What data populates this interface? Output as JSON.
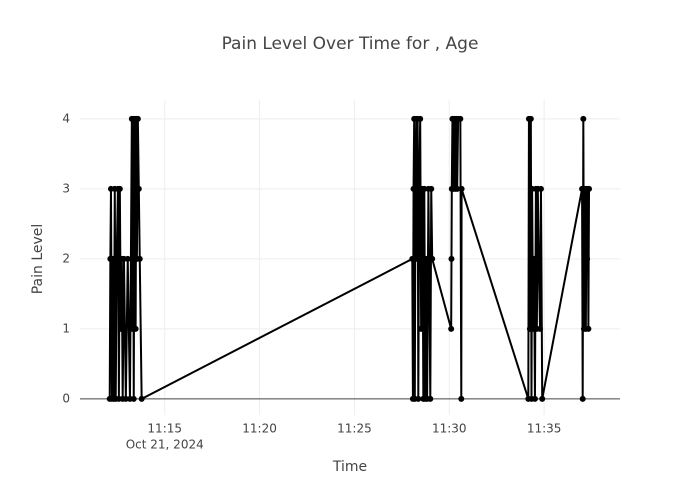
{
  "chart_data": {
    "type": "line",
    "title": "Pain Level Over Time for , Age",
    "x_label": "Time",
    "y_label": "Pain Level",
    "color": "#000000",
    "grid": true,
    "x": [
      "2024-10-21 11:12:06",
      "2024-10-21 11:12:08",
      "2024-10-21 11:12:10",
      "2024-10-21 11:12:13",
      "2024-10-21 11:12:16",
      "2024-10-21 11:12:19",
      "2024-10-21 11:12:22",
      "2024-10-21 11:12:25",
      "2024-10-21 11:12:28",
      "2024-10-21 11:12:32",
      "2024-10-21 11:12:35",
      "2024-10-21 11:12:38",
      "2024-10-21 11:12:41",
      "2024-10-21 11:12:44",
      "2024-10-21 11:12:47",
      "2024-10-21 11:12:51",
      "2024-10-21 11:12:57",
      "2024-10-21 11:13:03",
      "2024-10-21 11:13:10",
      "2024-10-21 11:13:16",
      "2024-10-21 11:13:18",
      "2024-10-21 11:13:20",
      "2024-10-21 11:13:22",
      "2024-10-21 11:13:24",
      "2024-10-21 11:13:26",
      "2024-10-21 11:13:28",
      "2024-10-21 11:13:30",
      "2024-10-21 11:13:32",
      "2024-10-21 11:13:35",
      "2024-10-21 11:13:38",
      "2024-10-21 11:13:41",
      "2024-10-21 11:13:47",
      "2024-10-21 11:28:03",
      "2024-10-21 11:28:05",
      "2024-10-21 11:28:07",
      "2024-10-21 11:28:09",
      "2024-10-21 11:28:11",
      "2024-10-21 11:28:13",
      "2024-10-21 11:28:16",
      "2024-10-21 11:28:18",
      "2024-10-21 11:28:20",
      "2024-10-21 11:28:22",
      "2024-10-21 11:28:25",
      "2024-10-21 11:28:28",
      "2024-10-21 11:28:31",
      "2024-10-21 11:28:35",
      "2024-10-21 11:28:38",
      "2024-10-21 11:28:41",
      "2024-10-21 11:28:44",
      "2024-10-21 11:28:47",
      "2024-10-21 11:28:50",
      "2024-10-21 11:28:54",
      "2024-10-21 11:29:00",
      "2024-10-21 11:29:03",
      "2024-10-21 11:29:06",
      "2024-10-21 11:30:06",
      "2024-10-21 11:30:07",
      "2024-10-21 11:30:08",
      "2024-10-21 11:30:10",
      "2024-10-21 11:30:13",
      "2024-10-21 11:30:16",
      "2024-10-21 11:30:19",
      "2024-10-21 11:30:22",
      "2024-10-21 11:30:25",
      "2024-10-21 11:30:28",
      "2024-10-21 11:30:35",
      "2024-10-21 11:30:38",
      "2024-10-21 11:30:39",
      "2024-10-21 11:34:10",
      "2024-10-21 11:34:12",
      "2024-10-21 11:34:15",
      "2024-10-21 11:34:18",
      "2024-10-21 11:34:20",
      "2024-10-21 11:34:22",
      "2024-10-21 11:34:25",
      "2024-10-21 11:34:28",
      "2024-10-21 11:34:31",
      "2024-10-21 11:34:34",
      "2024-10-21 11:34:37",
      "2024-10-21 11:34:40",
      "2024-10-21 11:34:43",
      "2024-10-21 11:34:47",
      "2024-10-21 11:34:50",
      "2024-10-21 11:34:54",
      "2024-10-21 11:37:00",
      "2024-10-21 11:37:02",
      "2024-10-21 11:37:04",
      "2024-10-21 11:37:06",
      "2024-10-21 11:37:08",
      "2024-10-21 11:37:10",
      "2024-10-21 11:37:12",
      "2024-10-21 11:37:14",
      "2024-10-21 11:37:16",
      "2024-10-21 11:37:18",
      "2024-10-21 11:37:20",
      "2024-10-21 11:37:22"
    ],
    "values": [
      0,
      2,
      3,
      0,
      2,
      0,
      3,
      0,
      2,
      3,
      0,
      3,
      1,
      2,
      0,
      2,
      0,
      2,
      0,
      4,
      1,
      4,
      0,
      3,
      4,
      1,
      4,
      2,
      4,
      3,
      2,
      0,
      2,
      0,
      3,
      4,
      0,
      3,
      4,
      2,
      4,
      0,
      3,
      4,
      1,
      3,
      0,
      3,
      0,
      2,
      0,
      3,
      0,
      3,
      2,
      1,
      2,
      3,
      4,
      3,
      4,
      3,
      4,
      3,
      4,
      4,
      0,
      3,
      0,
      4,
      1,
      4,
      0,
      3,
      1,
      2,
      0,
      3,
      1,
      3,
      2,
      1,
      3,
      0,
      3,
      0,
      4,
      1,
      3,
      2,
      1,
      3,
      2,
      3,
      1,
      3
    ],
    "xlim": [
      "2024-10-21 11:10:32",
      "2024-10-21 11:39:00"
    ],
    "xticks": [
      {
        "value": "2024-10-21 11:15",
        "label": "11:15"
      },
      {
        "value": "2024-10-21 11:20",
        "label": "11:20"
      },
      {
        "value": "2024-10-21 11:25",
        "label": "11:25"
      },
      {
        "value": "2024-10-21 11:30",
        "label": "11:30"
      },
      {
        "value": "2024-10-21 11:35",
        "label": "11:35"
      }
    ],
    "x_date_label": "Oct 21, 2024",
    "ylim": [
      -0.23,
      4.27
    ],
    "yticks": [
      0,
      1,
      2,
      3,
      4
    ]
  }
}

WHAT TO DO :: Reproduce all of the entries word for word, skipping any pictures they hold.

RESPONSE ::
What data populates this interface? Output as JSON.
{
  "chart_data": {
    "type": "line",
    "title": "Pain Level Over Time for , Age",
    "x_label": "Time",
    "y_label": "Pain Level",
    "color": "#000000",
    "grid": true,
    "x": [
      "2024-10-21 11:12:06",
      "2024-10-21 11:12:08",
      "2024-10-21 11:12:10",
      "2024-10-21 11:12:13",
      "2024-10-21 11:12:16",
      "2024-10-21 11:12:19",
      "2024-10-21 11:12:22",
      "2024-10-21 11:12:25",
      "2024-10-21 11:12:28",
      "2024-10-21 11:12:32",
      "2024-10-21 11:12:35",
      "2024-10-21 11:12:38",
      "2024-10-21 11:12:41",
      "2024-10-21 11:12:44",
      "2024-10-21 11:12:47",
      "2024-10-21 11:12:51",
      "2024-10-21 11:12:57",
      "2024-10-21 11:13:03",
      "2024-10-21 11:13:10",
      "2024-10-21 11:13:16",
      "2024-10-21 11:13:18",
      "2024-10-21 11:13:20",
      "2024-10-21 11:13:22",
      "2024-10-21 11:13:24",
      "2024-10-21 11:13:26",
      "2024-10-21 11:13:28",
      "2024-10-21 11:13:30",
      "2024-10-21 11:13:32",
      "2024-10-21 11:13:35",
      "2024-10-21 11:13:38",
      "2024-10-21 11:13:41",
      "2024-10-21 11:13:47",
      "2024-10-21 11:28:03",
      "2024-10-21 11:28:05",
      "2024-10-21 11:28:07",
      "2024-10-21 11:28:09",
      "2024-10-21 11:28:11",
      "2024-10-21 11:28:13",
      "2024-10-21 11:28:16",
      "2024-10-21 11:28:18",
      "2024-10-21 11:28:20",
      "2024-10-21 11:28:22",
      "2024-10-21 11:28:25",
      "2024-10-21 11:28:28",
      "2024-10-21 11:28:31",
      "2024-10-21 11:28:35",
      "2024-10-21 11:28:38",
      "2024-10-21 11:28:41",
      "2024-10-21 11:28:44",
      "2024-10-21 11:28:47",
      "2024-10-21 11:28:50",
      "2024-10-21 11:28:54",
      "2024-10-21 11:29:00",
      "2024-10-21 11:29:03",
      "2024-10-21 11:29:06",
      "2024-10-21 11:30:06",
      "2024-10-21 11:30:07",
      "2024-10-21 11:30:08",
      "2024-10-21 11:30:10",
      "2024-10-21 11:30:13",
      "2024-10-21 11:30:16",
      "2024-10-21 11:30:19",
      "2024-10-21 11:30:22",
      "2024-10-21 11:30:25",
      "2024-10-21 11:30:28",
      "2024-10-21 11:30:35",
      "2024-10-21 11:30:38",
      "2024-10-21 11:30:39",
      "2024-10-21 11:34:10",
      "2024-10-21 11:34:12",
      "2024-10-21 11:34:15",
      "2024-10-21 11:34:18",
      "2024-10-21 11:34:20",
      "2024-10-21 11:34:22",
      "2024-10-21 11:34:25",
      "2024-10-21 11:34:28",
      "2024-10-21 11:34:31",
      "2024-10-21 11:34:34",
      "2024-10-21 11:34:37",
      "2024-10-21 11:34:40",
      "2024-10-21 11:34:43",
      "2024-10-21 11:34:47",
      "2024-10-21 11:34:50",
      "2024-10-21 11:34:54",
      "2024-10-21 11:37:00",
      "2024-10-21 11:37:02",
      "2024-10-21 11:37:04",
      "2024-10-21 11:37:06",
      "2024-10-21 11:37:08",
      "2024-10-21 11:37:10",
      "2024-10-21 11:37:12",
      "2024-10-21 11:37:14",
      "2024-10-21 11:37:16",
      "2024-10-21 11:37:18",
      "2024-10-21 11:37:20",
      "2024-10-21 11:37:22"
    ],
    "values": [
      0,
      2,
      3,
      0,
      2,
      0,
      3,
      0,
      2,
      3,
      0,
      3,
      1,
      2,
      0,
      2,
      0,
      2,
      0,
      4,
      1,
      4,
      0,
      3,
      4,
      1,
      4,
      2,
      4,
      3,
      2,
      0,
      2,
      0,
      3,
      4,
      0,
      3,
      4,
      2,
      4,
      0,
      3,
      4,
      1,
      3,
      0,
      3,
      0,
      2,
      0,
      3,
      0,
      3,
      2,
      1,
      2,
      3,
      4,
      3,
      4,
      3,
      4,
      3,
      4,
      4,
      0,
      3,
      0,
      4,
      1,
      4,
      0,
      3,
      1,
      2,
      0,
      3,
      1,
      3,
      2,
      1,
      3,
      0,
      3,
      0,
      4,
      1,
      3,
      2,
      1,
      3,
      2,
      3,
      1,
      3
    ],
    "xlim": [
      "2024-10-21 11:10:32",
      "2024-10-21 11:39:00"
    ],
    "xticks": [
      {
        "value": "2024-10-21 11:15",
        "label": "11:15"
      },
      {
        "value": "2024-10-21 11:20",
        "label": "11:20"
      },
      {
        "value": "2024-10-21 11:25",
        "label": "11:25"
      },
      {
        "value": "2024-10-21 11:30",
        "label": "11:30"
      },
      {
        "value": "2024-10-21 11:35",
        "label": "11:35"
      }
    ],
    "x_date_label": "Oct 21, 2024",
    "ylim": [
      -0.23,
      4.27
    ],
    "yticks": [
      0,
      1,
      2,
      3,
      4
    ]
  }
}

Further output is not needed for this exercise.